__TUJUAN TUGAS A__: Ulangi tanpa perubahan semua baris di bagian Data masukan di bawah, bukan teks tentang elastisitas permintaan.

Elastisitas permintaan
Dalam ilmu ekonomi, elastisitas permintaan atau price elasticity of demand (PED) adalah ukuran perubahan jumlah permintaan barang (jumlah barang akan dibeli oleh pembeli) terhadap perubahan harga barang itu.[1] Pada umumnya, jika harga barang naik, kesediaan pembeli untuk membeli barang tersebut akan menurun. Namun, tingkat perubahan ini berbeda-beda: untuk barang tertentu, kenaikan harga yang kecil akan pengakibatkan permintaan turun dengan drastis, sedangkan untuk barang lain pembeli tetap bersedia membelinya sekalipun harganya naik dengan tajam. Dalam ilmu ekonomi, perbedaan ini diukur sebagai elastistias. Lebih gamblangnya, elastisitas permintaan menunjukkan persentase perubahan jumlah permintaan jika terjadi kenaikan harga 1% dan semua hal lain tetap sama.

__TUJUAN TUGAS B__: Buat salinan persis dari seluruh teks tentang elastisitas permintaan di atas.

__DATA MASUKAN__:
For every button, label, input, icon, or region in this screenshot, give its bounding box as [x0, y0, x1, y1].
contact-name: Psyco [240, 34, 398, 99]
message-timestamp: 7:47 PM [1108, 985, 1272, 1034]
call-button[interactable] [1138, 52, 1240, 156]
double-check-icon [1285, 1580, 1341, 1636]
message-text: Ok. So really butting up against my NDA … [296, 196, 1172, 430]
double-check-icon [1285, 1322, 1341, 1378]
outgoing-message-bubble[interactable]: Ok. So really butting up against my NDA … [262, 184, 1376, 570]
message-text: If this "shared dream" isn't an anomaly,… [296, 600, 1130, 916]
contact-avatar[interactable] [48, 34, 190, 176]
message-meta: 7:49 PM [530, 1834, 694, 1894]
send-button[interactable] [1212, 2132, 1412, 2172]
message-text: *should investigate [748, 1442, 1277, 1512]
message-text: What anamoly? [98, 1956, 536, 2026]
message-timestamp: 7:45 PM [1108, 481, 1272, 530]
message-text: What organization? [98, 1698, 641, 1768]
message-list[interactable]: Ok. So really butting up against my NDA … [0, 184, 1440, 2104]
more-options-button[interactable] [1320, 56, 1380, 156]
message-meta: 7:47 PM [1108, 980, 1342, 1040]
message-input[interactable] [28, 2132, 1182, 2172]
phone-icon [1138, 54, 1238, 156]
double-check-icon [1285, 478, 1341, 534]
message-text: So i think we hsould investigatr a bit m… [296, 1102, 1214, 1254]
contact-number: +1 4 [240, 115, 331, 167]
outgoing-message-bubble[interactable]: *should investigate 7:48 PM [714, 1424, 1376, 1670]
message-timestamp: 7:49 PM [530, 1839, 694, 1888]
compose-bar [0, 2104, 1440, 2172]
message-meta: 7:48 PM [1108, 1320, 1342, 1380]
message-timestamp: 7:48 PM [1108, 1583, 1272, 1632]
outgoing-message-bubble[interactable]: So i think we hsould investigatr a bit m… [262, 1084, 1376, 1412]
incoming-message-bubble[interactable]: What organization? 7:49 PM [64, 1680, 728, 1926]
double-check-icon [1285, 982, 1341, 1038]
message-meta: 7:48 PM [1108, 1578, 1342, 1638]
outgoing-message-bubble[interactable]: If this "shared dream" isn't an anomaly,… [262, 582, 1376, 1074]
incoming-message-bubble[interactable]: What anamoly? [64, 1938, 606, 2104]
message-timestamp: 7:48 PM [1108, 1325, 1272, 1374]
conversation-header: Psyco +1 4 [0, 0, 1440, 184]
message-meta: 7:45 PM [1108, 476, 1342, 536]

__JAWABAN LENGKAP A__:
For every button, label, input, icon, or region in this screenshot, give its bounding box as [x0, y0, x1, y1].
contact-name: Psyco [240, 34, 398, 99]
message-timestamp: 7:47 PM [1108, 985, 1272, 1034]
call-button[interactable] [1138, 52, 1240, 156]
double-check-icon [1285, 1580, 1341, 1636]
message-text: Ok. So really butting up against my NDA … [296, 196, 1172, 430]
double-check-icon [1285, 1322, 1341, 1378]
outgoing-message-bubble[interactable]: Ok. So really butting up against my NDA … [262, 184, 1376, 570]
message-text: If this "shared dream" isn't an anomaly,… [296, 600, 1130, 916]
contact-avatar[interactable] [48, 34, 190, 176]
message-meta: 7:49 PM [530, 1834, 694, 1894]
send-button[interactable] [1212, 2132, 1412, 2172]
message-text: *should investigate [748, 1442, 1277, 1512]
message-text: What anamoly? [98, 1956, 536, 2026]
message-timestamp: 7:45 PM [1108, 481, 1272, 530]
message-text: What organization? [98, 1698, 641, 1768]
message-list[interactable]: Ok. So really butting up against my NDA … [0, 184, 1440, 2104]
more-options-button[interactable] [1320, 56, 1380, 156]
message-meta: 7:47 PM [1108, 980, 1342, 1040]
message-input[interactable] [28, 2132, 1182, 2172]
phone-icon [1138, 54, 1238, 156]
double-check-icon [1285, 478, 1341, 534]
message-text: So i think we hsould investigatr a bit m… [296, 1102, 1214, 1254]
contact-number: +1 4 [240, 115, 331, 167]
outgoing-message-bubble[interactable]: *should investigate 7:48 PM [714, 1424, 1376, 1670]
message-timestamp: 7:49 PM [530, 1839, 694, 1888]
compose-bar [0, 2104, 1440, 2172]
message-meta: 7:48 PM [1108, 1320, 1342, 1380]
message-timestamp: 7:48 PM [1108, 1583, 1272, 1632]
outgoing-message-bubble[interactable]: So i think we hsould investigatr a bit m… [262, 1084, 1376, 1412]
incoming-message-bubble[interactable]: What organization? 7:49 PM [64, 1680, 728, 1926]
double-check-icon [1285, 982, 1341, 1038]
message-meta: 7:48 PM [1108, 1578, 1342, 1638]
outgoing-message-bubble[interactable]: If this "shared dream" isn't an anomaly,… [262, 582, 1376, 1074]
incoming-message-bubble[interactable]: What anamoly? [64, 1938, 606, 2104]
message-timestamp: 7:48 PM [1108, 1325, 1272, 1374]
conversation-header: Psyco +1 4 [0, 0, 1440, 184]
message-meta: 7:45 PM [1108, 476, 1342, 536]

__JAWABAN LENGKAP B__:
Elastisitas permintaan
Dalam ilmu ekonomi, elastisitas permintaan atau price elasticity of demand (PED) adalah ukuran perubahan jumlah permintaan barang (jumlah barang akan dibeli oleh pembeli) terhadap perubahan harga barang itu.[1] Pada umumnya, jika harga barang naik, kesediaan pembeli untuk membeli barang tersebut akan menurun. Namun, tingkat perubahan ini berbeda-beda: untuk barang tertentu, kenaikan harga yang kecil akan pengakibatkan permintaan turun dengan drastis, sedangkan untuk barang lain pembeli tetap bersedia membelinya sekalipun harganya naik dengan tajam. Dalam ilmu ekonomi, perbedaan ini diukur sebagai elastistias. Lebih gamblangnya, elastisitas permintaan menunjukkan persentase perubahan jumlah permintaan jika terjadi kenaikan harga 1% dan semua hal lain tetap sama.